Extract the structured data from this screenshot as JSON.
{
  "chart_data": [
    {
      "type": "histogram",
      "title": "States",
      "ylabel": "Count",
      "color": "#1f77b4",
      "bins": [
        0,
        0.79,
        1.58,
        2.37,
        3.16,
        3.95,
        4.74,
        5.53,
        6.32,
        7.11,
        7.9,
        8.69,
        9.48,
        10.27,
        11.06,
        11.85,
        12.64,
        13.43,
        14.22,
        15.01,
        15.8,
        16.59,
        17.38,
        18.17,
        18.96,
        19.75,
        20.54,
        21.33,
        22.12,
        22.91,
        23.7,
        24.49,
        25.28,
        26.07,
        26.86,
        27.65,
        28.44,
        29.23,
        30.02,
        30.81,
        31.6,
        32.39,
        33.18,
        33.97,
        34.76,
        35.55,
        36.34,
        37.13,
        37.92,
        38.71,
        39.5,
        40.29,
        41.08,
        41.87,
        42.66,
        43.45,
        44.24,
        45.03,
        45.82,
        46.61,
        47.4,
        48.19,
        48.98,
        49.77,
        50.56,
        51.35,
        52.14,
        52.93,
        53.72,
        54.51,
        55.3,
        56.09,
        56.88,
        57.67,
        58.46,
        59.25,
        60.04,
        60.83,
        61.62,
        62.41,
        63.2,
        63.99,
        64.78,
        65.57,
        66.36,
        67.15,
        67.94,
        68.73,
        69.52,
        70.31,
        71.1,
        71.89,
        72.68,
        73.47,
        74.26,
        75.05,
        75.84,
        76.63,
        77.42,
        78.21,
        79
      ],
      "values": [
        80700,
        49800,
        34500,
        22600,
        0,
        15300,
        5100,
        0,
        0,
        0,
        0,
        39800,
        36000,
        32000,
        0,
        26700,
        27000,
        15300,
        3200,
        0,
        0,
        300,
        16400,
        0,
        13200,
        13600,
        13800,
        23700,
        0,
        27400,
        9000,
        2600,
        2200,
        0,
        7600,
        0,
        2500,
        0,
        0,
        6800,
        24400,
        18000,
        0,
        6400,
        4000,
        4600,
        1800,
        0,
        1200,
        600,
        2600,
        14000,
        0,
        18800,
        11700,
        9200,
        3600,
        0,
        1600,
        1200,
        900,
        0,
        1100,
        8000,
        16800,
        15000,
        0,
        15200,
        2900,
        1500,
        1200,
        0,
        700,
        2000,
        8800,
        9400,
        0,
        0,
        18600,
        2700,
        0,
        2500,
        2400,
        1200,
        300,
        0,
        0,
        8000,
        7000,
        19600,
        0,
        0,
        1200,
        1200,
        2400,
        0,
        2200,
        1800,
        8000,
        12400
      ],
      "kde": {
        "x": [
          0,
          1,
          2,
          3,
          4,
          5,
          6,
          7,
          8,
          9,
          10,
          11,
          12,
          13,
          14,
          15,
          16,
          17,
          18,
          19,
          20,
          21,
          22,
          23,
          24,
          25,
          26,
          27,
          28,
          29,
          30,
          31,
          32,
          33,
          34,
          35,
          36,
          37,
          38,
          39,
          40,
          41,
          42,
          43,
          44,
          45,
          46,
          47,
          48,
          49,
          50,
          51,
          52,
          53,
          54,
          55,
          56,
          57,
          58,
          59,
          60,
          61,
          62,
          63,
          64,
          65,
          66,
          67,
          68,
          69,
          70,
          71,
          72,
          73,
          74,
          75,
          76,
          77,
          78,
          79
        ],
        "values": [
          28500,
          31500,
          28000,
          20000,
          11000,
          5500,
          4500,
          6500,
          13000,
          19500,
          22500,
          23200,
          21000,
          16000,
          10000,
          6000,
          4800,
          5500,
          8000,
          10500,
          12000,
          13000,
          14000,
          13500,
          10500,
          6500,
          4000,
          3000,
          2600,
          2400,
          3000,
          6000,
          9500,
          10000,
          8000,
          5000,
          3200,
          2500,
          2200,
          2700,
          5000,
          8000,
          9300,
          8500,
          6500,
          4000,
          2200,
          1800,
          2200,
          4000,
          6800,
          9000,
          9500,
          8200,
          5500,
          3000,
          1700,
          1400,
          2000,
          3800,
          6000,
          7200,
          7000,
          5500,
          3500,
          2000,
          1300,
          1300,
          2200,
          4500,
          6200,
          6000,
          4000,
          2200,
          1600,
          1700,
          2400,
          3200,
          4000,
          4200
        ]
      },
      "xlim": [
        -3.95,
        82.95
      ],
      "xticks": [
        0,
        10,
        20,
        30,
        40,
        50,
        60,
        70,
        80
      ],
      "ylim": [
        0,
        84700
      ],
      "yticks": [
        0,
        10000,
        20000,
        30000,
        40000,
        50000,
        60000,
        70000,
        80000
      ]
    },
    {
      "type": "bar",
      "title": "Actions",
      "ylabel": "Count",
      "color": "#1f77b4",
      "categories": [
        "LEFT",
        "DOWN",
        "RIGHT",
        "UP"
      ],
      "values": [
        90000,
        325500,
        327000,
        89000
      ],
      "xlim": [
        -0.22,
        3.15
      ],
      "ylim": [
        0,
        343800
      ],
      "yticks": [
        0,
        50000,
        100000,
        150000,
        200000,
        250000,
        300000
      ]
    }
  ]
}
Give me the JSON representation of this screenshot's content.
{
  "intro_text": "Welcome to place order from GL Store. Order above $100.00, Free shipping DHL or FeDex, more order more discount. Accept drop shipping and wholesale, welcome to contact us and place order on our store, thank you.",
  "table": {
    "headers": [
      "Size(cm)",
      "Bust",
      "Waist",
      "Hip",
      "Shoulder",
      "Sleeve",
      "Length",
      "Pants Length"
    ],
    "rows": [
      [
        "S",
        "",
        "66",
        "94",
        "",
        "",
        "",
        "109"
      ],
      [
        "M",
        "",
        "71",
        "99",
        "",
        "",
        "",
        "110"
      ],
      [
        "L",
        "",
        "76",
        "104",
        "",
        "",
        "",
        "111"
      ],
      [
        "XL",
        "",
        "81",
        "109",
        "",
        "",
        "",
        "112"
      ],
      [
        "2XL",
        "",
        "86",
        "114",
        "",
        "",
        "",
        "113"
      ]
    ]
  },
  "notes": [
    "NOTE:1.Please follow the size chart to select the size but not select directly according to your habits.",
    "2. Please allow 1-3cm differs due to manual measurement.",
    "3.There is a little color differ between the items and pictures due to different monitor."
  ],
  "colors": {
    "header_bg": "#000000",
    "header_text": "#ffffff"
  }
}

◆ Task requirements: Lines that hold the word "Please" are the ones to return, every one of them.

◆ Answer to this exercise:
    "NOTE:1.Please follow the size chart to select the size but not select directly according to your habits.",
    "2. Please allow 1-3cm differs due to manual measurement.",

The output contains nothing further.